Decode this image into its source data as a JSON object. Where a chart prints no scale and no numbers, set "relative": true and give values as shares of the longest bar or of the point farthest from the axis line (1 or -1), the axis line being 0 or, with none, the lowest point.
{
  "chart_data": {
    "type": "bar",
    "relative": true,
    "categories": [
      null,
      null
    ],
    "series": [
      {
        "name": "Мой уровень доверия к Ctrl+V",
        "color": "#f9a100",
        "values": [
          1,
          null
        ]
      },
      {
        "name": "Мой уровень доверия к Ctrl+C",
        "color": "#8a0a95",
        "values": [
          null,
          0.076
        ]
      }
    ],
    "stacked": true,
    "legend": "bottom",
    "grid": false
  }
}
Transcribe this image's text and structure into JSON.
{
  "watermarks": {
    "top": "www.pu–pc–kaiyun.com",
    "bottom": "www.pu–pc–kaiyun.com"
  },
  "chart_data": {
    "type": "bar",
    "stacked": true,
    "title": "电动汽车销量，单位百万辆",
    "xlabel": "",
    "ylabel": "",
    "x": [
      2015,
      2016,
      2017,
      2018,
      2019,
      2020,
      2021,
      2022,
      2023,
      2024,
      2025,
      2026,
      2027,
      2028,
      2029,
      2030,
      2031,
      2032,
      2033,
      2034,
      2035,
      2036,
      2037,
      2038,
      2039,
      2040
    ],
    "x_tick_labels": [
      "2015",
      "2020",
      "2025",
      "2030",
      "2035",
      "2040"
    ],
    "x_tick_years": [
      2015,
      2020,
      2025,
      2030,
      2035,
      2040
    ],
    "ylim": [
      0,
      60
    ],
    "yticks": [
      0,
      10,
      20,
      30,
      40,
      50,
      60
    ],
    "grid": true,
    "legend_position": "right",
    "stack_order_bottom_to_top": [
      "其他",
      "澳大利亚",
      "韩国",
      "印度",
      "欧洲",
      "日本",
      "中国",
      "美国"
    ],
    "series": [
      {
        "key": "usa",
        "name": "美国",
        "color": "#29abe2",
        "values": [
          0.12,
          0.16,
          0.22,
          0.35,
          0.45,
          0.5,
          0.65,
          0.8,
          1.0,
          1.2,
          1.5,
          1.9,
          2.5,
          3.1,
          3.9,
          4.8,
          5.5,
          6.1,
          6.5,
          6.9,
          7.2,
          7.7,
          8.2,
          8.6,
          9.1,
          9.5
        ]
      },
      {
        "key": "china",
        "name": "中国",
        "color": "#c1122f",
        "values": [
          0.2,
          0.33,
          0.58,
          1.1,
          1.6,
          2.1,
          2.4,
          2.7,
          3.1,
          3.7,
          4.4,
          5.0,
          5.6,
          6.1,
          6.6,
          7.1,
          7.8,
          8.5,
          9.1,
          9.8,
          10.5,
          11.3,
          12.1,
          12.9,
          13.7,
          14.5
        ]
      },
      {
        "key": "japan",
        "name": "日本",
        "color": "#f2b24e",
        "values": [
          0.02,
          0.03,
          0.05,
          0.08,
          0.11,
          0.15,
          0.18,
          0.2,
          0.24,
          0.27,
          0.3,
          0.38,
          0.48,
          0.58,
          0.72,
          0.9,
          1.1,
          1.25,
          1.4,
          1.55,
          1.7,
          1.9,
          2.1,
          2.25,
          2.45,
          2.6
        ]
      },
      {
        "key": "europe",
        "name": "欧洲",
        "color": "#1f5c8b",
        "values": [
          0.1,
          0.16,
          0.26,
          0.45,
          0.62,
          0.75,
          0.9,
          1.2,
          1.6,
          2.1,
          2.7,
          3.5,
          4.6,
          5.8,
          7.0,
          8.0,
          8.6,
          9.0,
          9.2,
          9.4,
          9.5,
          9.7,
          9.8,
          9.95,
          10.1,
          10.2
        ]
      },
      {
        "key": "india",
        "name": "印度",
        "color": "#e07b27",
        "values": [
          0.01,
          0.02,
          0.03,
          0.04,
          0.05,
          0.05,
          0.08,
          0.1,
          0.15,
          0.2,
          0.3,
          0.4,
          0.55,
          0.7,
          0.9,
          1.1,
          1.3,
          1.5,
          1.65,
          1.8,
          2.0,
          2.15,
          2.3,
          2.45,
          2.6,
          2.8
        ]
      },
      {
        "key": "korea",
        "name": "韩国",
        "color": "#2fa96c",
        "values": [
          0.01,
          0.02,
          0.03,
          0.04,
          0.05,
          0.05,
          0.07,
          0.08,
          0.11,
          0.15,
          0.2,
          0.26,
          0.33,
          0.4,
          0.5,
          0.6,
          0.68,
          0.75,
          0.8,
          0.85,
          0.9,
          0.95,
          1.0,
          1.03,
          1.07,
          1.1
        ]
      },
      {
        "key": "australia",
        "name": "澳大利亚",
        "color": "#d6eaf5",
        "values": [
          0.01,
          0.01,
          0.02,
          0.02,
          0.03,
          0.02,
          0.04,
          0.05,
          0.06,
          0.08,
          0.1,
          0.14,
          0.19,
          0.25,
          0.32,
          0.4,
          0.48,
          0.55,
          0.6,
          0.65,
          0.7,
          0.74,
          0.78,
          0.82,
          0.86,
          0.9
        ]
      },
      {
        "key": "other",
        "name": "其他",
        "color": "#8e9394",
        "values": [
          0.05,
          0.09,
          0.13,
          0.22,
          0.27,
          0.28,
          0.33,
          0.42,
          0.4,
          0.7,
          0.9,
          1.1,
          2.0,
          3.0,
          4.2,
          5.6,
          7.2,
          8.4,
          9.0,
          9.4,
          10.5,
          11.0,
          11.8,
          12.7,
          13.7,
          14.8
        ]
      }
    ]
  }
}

┄┄┄┄┄┄

WHAT THIS TASK INVOLVES
Identify each line holding the string "color", and copy it out.

TASK OUTPUT
        "color": "#f9a100",
        "color": "#8a0a95",
        "color": "#29abe2",
        "color": "#c1122f",
        "color": "#f2b24e",
        "color": "#1f5c8b",
        "color": "#e07b27",
        "color": "#2fa96c",
        "color": "#d6eaf5",
        "color": "#8e9394",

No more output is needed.